**Data:**
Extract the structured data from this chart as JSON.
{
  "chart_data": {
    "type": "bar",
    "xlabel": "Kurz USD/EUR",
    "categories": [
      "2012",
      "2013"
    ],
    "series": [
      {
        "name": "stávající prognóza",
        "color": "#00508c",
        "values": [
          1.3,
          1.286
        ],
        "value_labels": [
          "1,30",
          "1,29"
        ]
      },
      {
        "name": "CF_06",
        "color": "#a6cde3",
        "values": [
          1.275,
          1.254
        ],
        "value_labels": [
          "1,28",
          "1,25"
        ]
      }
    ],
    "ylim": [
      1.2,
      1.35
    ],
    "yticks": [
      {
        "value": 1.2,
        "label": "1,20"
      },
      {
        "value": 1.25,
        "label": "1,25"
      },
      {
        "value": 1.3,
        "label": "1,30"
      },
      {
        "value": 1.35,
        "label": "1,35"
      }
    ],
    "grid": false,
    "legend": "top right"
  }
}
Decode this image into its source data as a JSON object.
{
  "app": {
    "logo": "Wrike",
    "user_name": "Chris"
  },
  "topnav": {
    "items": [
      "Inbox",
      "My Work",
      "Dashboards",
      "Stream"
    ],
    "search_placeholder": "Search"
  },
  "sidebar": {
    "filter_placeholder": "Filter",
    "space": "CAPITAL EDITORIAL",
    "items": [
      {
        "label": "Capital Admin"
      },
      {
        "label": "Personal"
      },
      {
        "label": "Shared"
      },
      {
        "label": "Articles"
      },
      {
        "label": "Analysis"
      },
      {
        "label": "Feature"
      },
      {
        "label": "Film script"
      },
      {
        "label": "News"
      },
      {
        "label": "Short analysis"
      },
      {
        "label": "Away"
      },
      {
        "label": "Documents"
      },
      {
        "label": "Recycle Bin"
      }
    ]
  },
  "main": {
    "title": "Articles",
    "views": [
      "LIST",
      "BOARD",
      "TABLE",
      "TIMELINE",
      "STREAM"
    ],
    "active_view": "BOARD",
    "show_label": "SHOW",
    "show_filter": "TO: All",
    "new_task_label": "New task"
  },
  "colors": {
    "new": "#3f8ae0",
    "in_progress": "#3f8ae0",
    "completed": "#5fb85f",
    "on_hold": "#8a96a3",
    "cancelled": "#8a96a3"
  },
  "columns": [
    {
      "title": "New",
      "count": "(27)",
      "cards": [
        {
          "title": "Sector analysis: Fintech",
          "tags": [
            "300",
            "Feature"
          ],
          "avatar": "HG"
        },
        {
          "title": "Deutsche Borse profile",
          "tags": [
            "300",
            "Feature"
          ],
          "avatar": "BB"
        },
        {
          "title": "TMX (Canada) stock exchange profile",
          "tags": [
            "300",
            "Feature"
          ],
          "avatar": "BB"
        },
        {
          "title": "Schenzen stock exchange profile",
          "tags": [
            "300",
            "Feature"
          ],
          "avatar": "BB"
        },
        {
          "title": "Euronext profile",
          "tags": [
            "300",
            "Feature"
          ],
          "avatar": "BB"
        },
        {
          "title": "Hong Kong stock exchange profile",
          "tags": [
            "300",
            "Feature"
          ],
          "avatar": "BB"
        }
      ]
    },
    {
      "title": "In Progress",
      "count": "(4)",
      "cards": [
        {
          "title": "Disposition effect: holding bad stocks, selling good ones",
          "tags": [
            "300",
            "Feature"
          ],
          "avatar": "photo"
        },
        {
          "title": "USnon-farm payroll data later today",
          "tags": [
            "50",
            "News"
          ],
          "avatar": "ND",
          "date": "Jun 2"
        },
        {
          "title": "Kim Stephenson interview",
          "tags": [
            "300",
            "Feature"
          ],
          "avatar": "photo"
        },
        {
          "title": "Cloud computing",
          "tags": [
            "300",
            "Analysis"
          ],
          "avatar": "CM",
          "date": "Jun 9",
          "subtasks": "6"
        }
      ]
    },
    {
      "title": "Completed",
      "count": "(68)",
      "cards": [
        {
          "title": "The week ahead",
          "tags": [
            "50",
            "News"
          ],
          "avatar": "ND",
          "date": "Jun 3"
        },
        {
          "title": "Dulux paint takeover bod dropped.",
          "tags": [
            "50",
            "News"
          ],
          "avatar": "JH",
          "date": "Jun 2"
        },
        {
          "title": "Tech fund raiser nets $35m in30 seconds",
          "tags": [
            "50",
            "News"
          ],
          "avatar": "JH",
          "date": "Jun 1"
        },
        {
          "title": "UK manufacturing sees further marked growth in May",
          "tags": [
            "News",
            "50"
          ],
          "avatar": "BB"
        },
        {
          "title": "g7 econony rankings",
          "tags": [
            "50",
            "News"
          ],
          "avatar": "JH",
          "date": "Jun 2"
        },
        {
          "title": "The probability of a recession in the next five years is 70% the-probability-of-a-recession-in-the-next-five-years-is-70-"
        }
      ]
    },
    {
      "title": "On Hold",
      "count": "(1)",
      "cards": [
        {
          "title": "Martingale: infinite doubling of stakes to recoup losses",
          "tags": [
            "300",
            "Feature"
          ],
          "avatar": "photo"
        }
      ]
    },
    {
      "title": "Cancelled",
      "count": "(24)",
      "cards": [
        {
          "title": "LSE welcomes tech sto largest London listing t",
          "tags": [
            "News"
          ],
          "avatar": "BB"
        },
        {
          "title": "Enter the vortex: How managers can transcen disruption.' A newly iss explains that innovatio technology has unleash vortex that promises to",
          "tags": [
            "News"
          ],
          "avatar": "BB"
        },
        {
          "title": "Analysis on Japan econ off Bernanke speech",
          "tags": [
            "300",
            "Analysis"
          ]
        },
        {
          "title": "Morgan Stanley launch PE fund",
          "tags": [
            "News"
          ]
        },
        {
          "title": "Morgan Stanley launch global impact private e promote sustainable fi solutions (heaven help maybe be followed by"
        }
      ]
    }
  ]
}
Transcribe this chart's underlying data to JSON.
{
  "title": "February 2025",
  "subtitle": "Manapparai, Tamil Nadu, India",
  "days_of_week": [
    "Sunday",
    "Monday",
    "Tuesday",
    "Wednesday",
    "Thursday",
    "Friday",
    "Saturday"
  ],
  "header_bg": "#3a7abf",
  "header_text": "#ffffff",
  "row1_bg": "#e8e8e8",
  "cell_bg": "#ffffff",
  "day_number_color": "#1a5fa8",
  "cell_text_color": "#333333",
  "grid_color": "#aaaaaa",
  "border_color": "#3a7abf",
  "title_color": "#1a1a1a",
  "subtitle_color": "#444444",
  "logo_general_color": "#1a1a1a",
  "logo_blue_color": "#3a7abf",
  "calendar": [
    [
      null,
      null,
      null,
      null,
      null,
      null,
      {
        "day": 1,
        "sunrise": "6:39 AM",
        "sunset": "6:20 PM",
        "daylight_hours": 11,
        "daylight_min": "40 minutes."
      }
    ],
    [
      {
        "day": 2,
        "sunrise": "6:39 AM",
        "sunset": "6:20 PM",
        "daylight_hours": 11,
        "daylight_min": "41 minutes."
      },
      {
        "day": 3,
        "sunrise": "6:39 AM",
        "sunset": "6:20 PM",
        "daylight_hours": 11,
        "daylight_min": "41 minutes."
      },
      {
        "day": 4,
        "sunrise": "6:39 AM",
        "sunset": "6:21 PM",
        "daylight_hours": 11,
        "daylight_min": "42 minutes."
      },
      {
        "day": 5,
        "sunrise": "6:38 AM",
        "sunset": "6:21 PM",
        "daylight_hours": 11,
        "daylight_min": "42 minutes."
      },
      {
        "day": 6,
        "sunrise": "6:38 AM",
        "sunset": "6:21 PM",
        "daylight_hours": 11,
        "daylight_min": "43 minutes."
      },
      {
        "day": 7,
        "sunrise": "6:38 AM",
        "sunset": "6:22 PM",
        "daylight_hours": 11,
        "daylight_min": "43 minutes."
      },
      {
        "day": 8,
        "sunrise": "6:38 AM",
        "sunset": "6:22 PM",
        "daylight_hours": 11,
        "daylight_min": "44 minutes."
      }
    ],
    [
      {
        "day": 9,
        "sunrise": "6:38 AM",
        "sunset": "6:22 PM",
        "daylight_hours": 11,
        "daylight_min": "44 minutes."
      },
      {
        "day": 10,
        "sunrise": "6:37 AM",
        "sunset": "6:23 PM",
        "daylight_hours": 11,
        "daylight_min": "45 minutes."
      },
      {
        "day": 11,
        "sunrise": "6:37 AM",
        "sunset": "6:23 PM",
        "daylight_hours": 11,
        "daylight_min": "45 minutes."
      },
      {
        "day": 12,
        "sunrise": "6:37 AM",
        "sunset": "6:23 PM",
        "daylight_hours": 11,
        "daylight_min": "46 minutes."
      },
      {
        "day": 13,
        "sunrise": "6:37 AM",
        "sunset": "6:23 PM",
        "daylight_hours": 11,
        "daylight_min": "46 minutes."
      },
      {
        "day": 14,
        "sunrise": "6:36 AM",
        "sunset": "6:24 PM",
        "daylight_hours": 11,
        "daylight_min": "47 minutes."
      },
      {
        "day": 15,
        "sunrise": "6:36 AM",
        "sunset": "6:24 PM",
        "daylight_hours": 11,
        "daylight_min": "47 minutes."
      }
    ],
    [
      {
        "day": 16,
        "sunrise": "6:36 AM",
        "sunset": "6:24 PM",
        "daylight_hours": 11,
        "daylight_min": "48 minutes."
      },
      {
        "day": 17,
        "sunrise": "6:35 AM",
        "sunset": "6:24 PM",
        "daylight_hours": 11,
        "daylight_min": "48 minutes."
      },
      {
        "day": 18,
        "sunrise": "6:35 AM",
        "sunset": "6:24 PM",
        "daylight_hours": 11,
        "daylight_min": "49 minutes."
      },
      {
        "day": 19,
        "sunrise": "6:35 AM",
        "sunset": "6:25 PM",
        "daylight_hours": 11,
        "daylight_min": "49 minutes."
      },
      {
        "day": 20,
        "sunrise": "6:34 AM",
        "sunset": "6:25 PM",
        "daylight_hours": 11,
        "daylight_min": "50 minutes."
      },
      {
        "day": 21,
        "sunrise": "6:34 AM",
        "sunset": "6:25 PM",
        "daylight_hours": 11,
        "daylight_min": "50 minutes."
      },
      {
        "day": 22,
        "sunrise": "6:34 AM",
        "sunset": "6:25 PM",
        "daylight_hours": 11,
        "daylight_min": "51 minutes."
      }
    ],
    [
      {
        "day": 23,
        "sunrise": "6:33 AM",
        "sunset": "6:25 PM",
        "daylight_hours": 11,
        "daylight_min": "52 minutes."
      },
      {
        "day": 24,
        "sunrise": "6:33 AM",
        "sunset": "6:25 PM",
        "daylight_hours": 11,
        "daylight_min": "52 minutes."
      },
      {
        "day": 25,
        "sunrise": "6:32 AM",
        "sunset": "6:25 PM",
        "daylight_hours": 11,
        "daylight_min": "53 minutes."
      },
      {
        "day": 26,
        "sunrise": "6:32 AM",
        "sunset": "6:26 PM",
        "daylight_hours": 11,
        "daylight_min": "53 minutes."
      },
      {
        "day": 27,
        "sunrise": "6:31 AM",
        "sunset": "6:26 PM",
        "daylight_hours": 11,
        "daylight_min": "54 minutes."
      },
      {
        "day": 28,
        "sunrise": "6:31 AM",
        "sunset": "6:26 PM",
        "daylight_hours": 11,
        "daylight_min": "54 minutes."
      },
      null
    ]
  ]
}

**Short problem:**
Scan the listing above. Collect all lines with the word "JSON".

**Solution to this problem:**
Extract the structured data from this chart as JSON.
Decode this image into its source data as a JSON object.
Transcribe this chart's underlying data to JSON.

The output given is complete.